──────── DATA PROVIDED
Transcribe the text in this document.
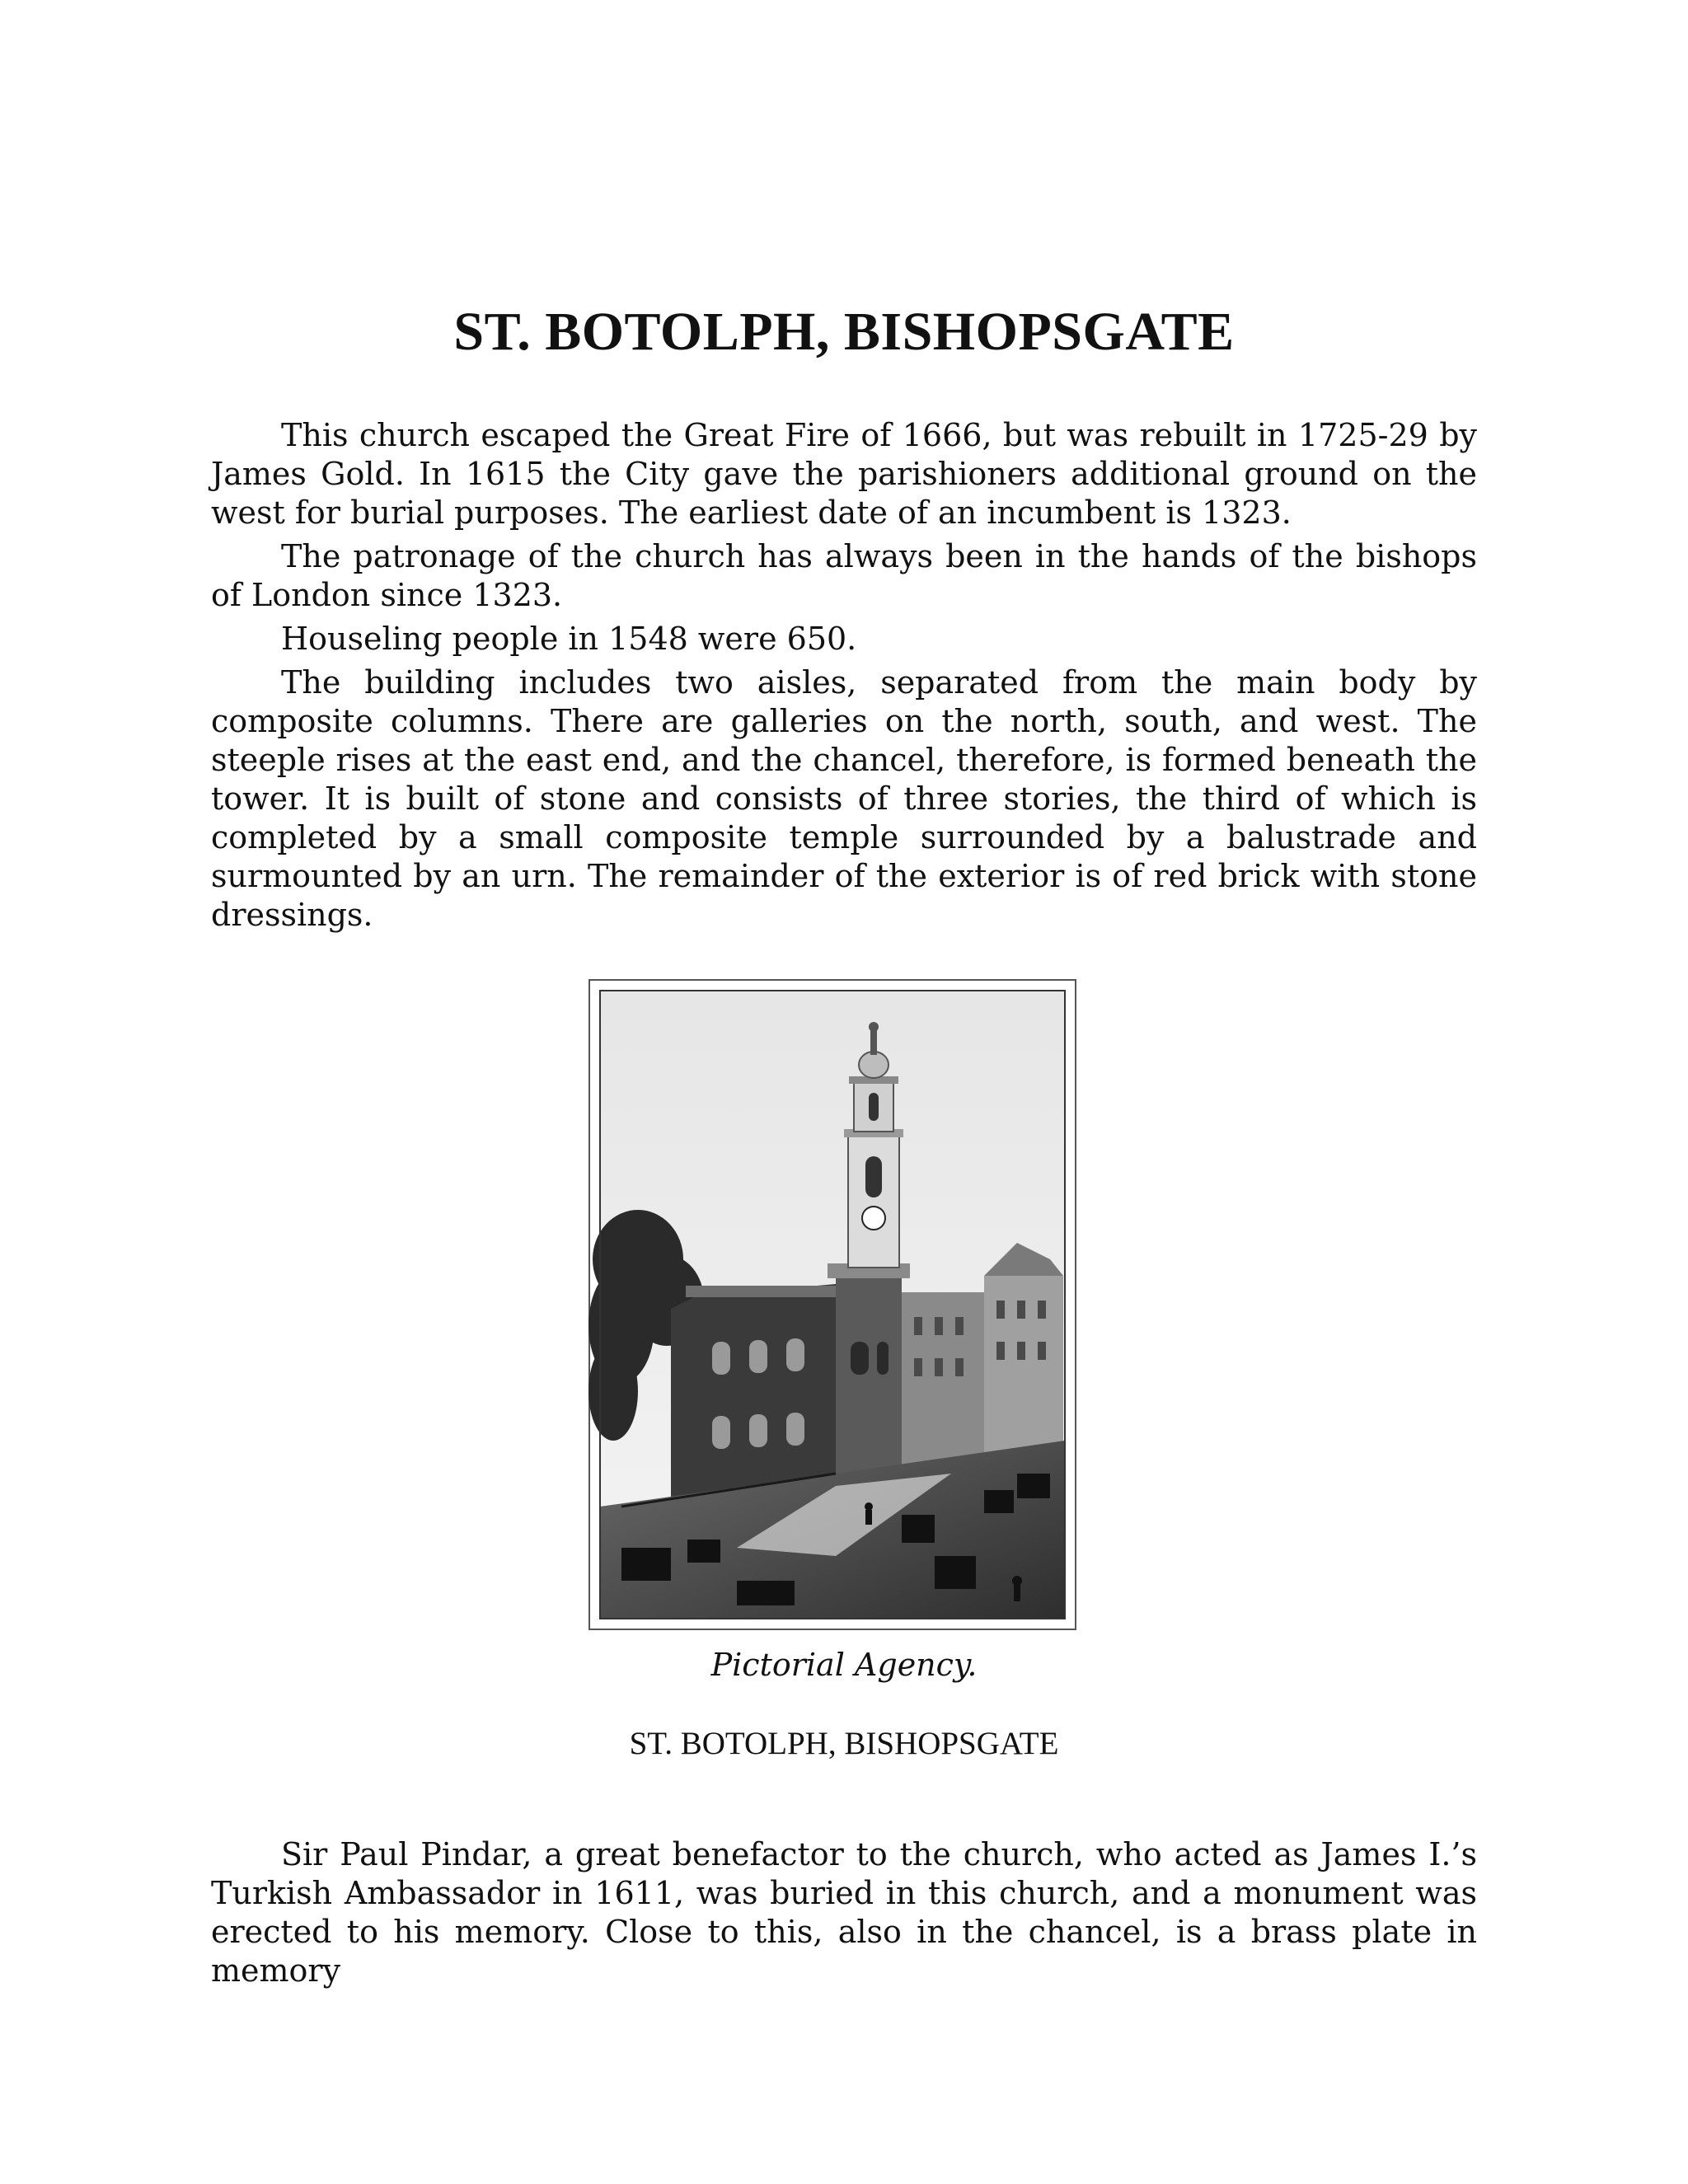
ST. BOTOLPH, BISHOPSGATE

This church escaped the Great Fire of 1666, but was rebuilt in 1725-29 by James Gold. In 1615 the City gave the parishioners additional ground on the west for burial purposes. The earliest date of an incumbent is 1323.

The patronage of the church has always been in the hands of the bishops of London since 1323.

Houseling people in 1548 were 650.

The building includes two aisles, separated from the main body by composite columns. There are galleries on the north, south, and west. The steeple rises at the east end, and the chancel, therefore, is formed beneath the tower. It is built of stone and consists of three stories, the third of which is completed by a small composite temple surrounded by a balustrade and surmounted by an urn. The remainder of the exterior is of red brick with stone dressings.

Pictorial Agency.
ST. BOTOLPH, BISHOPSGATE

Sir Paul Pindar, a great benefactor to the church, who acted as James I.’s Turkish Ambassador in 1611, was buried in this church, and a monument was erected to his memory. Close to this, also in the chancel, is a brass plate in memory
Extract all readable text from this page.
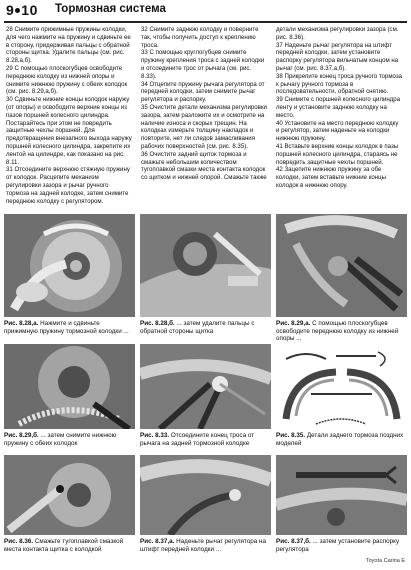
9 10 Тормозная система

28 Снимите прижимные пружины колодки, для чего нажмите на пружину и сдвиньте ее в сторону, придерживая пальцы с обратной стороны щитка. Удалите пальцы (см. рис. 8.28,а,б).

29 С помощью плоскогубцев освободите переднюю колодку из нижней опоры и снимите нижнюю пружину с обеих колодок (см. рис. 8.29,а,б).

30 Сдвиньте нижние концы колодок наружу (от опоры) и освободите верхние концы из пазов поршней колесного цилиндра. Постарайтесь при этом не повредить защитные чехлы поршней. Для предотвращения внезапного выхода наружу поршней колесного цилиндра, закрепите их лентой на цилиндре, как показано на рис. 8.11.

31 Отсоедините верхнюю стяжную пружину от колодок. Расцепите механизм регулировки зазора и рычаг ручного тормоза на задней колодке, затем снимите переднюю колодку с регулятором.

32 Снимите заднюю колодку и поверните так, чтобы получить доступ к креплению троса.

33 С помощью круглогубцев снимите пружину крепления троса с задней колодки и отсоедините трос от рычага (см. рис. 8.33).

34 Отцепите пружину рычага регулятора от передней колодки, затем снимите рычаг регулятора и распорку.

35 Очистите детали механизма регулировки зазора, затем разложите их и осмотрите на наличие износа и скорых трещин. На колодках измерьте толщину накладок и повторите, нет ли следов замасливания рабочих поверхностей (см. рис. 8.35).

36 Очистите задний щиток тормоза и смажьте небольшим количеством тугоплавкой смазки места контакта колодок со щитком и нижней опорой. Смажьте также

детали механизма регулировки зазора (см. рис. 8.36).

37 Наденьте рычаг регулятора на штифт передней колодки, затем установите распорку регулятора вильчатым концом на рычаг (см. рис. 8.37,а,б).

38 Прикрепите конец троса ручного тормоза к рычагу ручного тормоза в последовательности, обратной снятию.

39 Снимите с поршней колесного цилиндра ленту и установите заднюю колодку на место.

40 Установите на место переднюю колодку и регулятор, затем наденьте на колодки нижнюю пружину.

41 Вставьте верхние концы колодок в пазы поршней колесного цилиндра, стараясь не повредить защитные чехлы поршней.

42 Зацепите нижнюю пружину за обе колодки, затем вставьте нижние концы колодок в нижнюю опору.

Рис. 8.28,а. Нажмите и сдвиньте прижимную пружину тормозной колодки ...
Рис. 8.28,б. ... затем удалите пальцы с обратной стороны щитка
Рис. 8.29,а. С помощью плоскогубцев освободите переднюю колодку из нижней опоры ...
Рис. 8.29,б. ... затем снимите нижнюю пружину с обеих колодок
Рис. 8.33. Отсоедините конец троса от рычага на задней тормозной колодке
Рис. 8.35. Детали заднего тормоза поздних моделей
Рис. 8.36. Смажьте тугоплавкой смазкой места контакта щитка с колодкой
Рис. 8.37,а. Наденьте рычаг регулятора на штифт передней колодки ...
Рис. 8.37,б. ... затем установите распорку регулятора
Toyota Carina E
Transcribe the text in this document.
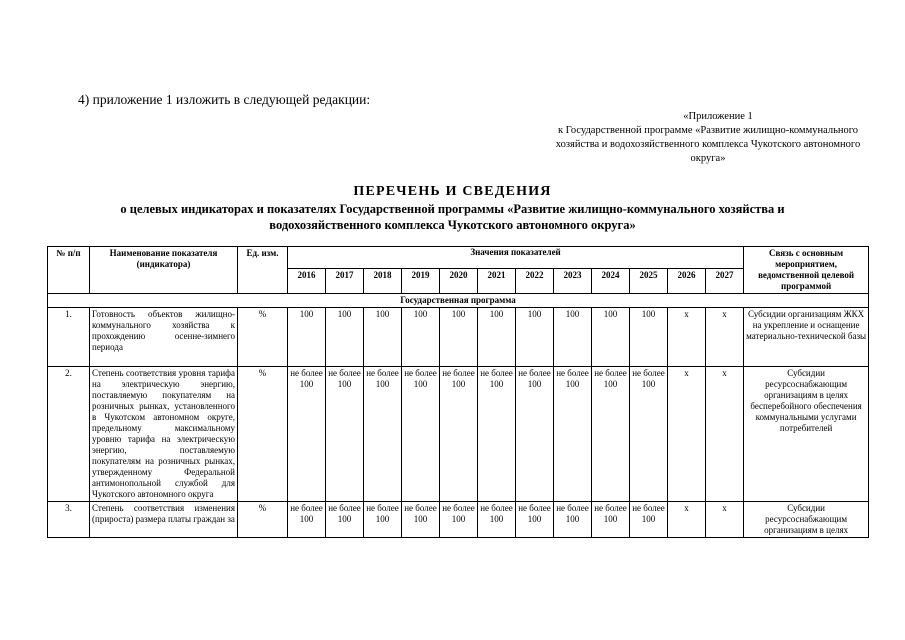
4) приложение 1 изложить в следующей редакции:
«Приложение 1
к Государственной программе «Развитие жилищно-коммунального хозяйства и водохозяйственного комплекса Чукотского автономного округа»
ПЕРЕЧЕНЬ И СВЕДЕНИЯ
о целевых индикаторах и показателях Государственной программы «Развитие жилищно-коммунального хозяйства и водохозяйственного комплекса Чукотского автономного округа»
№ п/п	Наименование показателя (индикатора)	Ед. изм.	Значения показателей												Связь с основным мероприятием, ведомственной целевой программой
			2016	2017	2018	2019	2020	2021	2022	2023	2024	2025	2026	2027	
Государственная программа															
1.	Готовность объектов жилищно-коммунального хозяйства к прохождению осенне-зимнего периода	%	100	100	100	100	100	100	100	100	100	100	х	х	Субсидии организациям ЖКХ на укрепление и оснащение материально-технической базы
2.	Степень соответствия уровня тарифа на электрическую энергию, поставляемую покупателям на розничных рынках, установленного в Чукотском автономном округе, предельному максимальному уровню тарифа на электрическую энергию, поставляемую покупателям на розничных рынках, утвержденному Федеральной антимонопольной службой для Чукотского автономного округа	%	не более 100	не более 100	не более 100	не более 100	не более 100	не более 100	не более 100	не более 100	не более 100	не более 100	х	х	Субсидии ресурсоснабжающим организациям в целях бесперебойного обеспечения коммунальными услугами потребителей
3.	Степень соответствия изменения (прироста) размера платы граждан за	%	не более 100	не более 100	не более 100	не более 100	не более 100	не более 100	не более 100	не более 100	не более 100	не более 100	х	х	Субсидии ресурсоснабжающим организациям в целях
────────────────
* **WRITTEN EXERCISE**
Reproduce the material in its entirety and word for word, without the pictures.

* **ANSWER BELOW**
Transcribe the text in this document.
ST. BOTOLPH, BISHOPSGATE

This church escaped the Great Fire of 1666, but was rebuilt in 1725-29 by James Gold. In 1615 the City gave the parishioners additional ground on the west for burial purposes. The earliest date of an incumbent is 1323.

The patronage of the church has always been in the hands of the bishops of London since 1323.

Houseling people in 1548 were 650.

The building includes two aisles, separated from the main body by composite columns. There are galleries on the north, south, and west. The steeple rises at the east end, and the chancel, therefore, is formed beneath the tower. It is built of stone and consists of three stories, the third of which is completed by a small composite temple surrounded by a balustrade and surmounted by an urn. The remainder of the exterior is of red brick with stone dressings.

Pictorial Agency.
ST. BOTOLPH, BISHOPSGATE

Sir Paul Pindar, a great benefactor to the church, who acted as James I.’s Turkish Ambassador in 1611, was buried in this church, and a monument was erected to his memory. Close to this, also in the chancel, is a brass plate in memory
Extract all readable text from this page.
9 10 Тормозная система

28 Снимите прижимные пружины колодки, для чего нажмите на пружину и сдвиньте ее в сторону, придерживая пальцы с обратной стороны щитка. Удалите пальцы (см. рис. 8.28,а,б).

29 С помощью плоскогубцев освободите переднюю колодку из нижней опоры и снимите нижнюю пружину с обеих колодок (см. рис. 8.29,а,б).

30 Сдвиньте нижние концы колодок наружу (от опоры) и освободите верхние концы из пазов поршней колесного цилиндра. Постарайтесь при этом не повредить защитные чехлы поршней. Для предотвращения внезапного выхода наружу поршней колесного цилиндра, закрепите их лентой на цилиндре, как показано на рис. 8.11.

31 Отсоедините верхнюю стяжную пружину от колодок. Расцепите механизм регулировки зазора и рычаг ручного тормоза на задней колодке, затем снимите переднюю колодку с регулятором.

32 Снимите заднюю колодку и поверните так, чтобы получить доступ к креплению троса.

33 С помощью круглогубцев снимите пружину крепления троса с задней колодки и отсоедините трос от рычага (см. рис. 8.33).

34 Отцепите пружину рычага регулятора от передней колодки, затем снимите рычаг регулятора и распорку.

35 Очистите детали механизма регулировки зазора, затем разложите их и осмотрите на наличие износа и скорых трещин. На колодках измерьте толщину накладок и повторите, нет ли следов замасливания рабочих поверхностей (см. рис. 8.35).

36 Очистите задний щиток тормоза и смажьте небольшим количеством тугоплавкой смазки места контакта колодок со щитком и нижней опорой. Смажьте также

детали механизма регулировки зазора (см. рис. 8.36).

37 Наденьте рычаг регулятора на штифт передней колодки, затем установите распорку регулятора вильчатым концом на рычаг (см. рис. 8.37,а,б).

38 Прикрепите конец троса ручного тормоза к рычагу ручного тормоза в последовательности, обратной снятию.

39 Снимите с поршней колесного цилиндра ленту и установите заднюю колодку на место.

40 Установите на место переднюю колодку и регулятор, затем наденьте на колодки нижнюю пружину.

41 Вставьте верхние концы колодок в пазы поршней колесного цилиндра, стараясь не повредить защитные чехлы поршней.

42 Зацепите нижнюю пружину за обе колодки, затем вставьте нижние концы колодок в нижнюю опору.

Рис. 8.28,а. Нажмите и сдвиньте прижимную пружину тормозной колодки ...
Рис. 8.28,б. ... затем удалите пальцы с обратной стороны щитка
Рис. 8.29,а. С помощью плоскогубцев освободите переднюю колодку из нижней опоры ...
Рис. 8.29,б. ... затем снимите нижнюю пружину с обеих колодок
Рис. 8.33. Отсоедините конец троса от рычага на задней тормозной колодке
Рис. 8.35. Детали заднего тормоза поздних моделей
Рис. 8.36. Смажьте тугоплавкой смазкой места контакта щитка с колодкой
Рис. 8.37,а. Наденьте рычаг регулятора на штифт передней колодки ...
Рис. 8.37,б. ... затем установите распорку регулятора
Toyota Carina E
Transcribe the text in this document.
4) приложение 1 изложить в следующей редакции:
«Приложение 1
к Государственной программе «Развитие жилищно-коммунального хозяйства и водохозяйственного комплекса Чукотского автономного округа»
ПЕРЕЧЕНЬ И СВЕДЕНИЯ
о целевых индикаторах и показателях Государственной программы «Развитие жилищно-коммунального хозяйства и водохозяйственного комплекса Чукотского автономного округа»
№ п/п	Наименование показателя (индикатора)	Ед. изм.	Значения показателей												Связь с основным мероприятием, ведомственной целевой программой
			2016	2017	2018	2019	2020	2021	2022	2023	2024	2025	2026	2027	
Государственная программа															
1.	Готовность объектов жилищно-коммунального хозяйства к прохождению осенне-зимнего периода	%	100	100	100	100	100	100	100	100	100	100	х	х	Субсидии организациям ЖКХ на укрепление и оснащение материально-технической базы
2.	Степень соответствия уровня тарифа на электрическую энергию, поставляемую покупателям на розничных рынках, установленного в Чукотском автономном округе, предельному максимальному уровню тарифа на электрическую энергию, поставляемую покупателям на розничных рынках, утвержденному Федеральной антимонопольной службой для Чукотского автономного округа	%	не более 100	не более 100	не более 100	не более 100	не более 100	не более 100	не более 100	не более 100	не более 100	не более 100	х	х	Субсидии ресурсоснабжающим организациям в целях бесперебойного обеспечения коммунальными услугами потребителей
3.	Степень соответствия изменения (прироста) размера платы граждан за	%	не более 100	не более 100	не более 100	не более 100	не более 100	не более 100	не более 100	не более 100	не более 100	не более 100	х	х	Субсидии ресурсоснабжающим организациям в целях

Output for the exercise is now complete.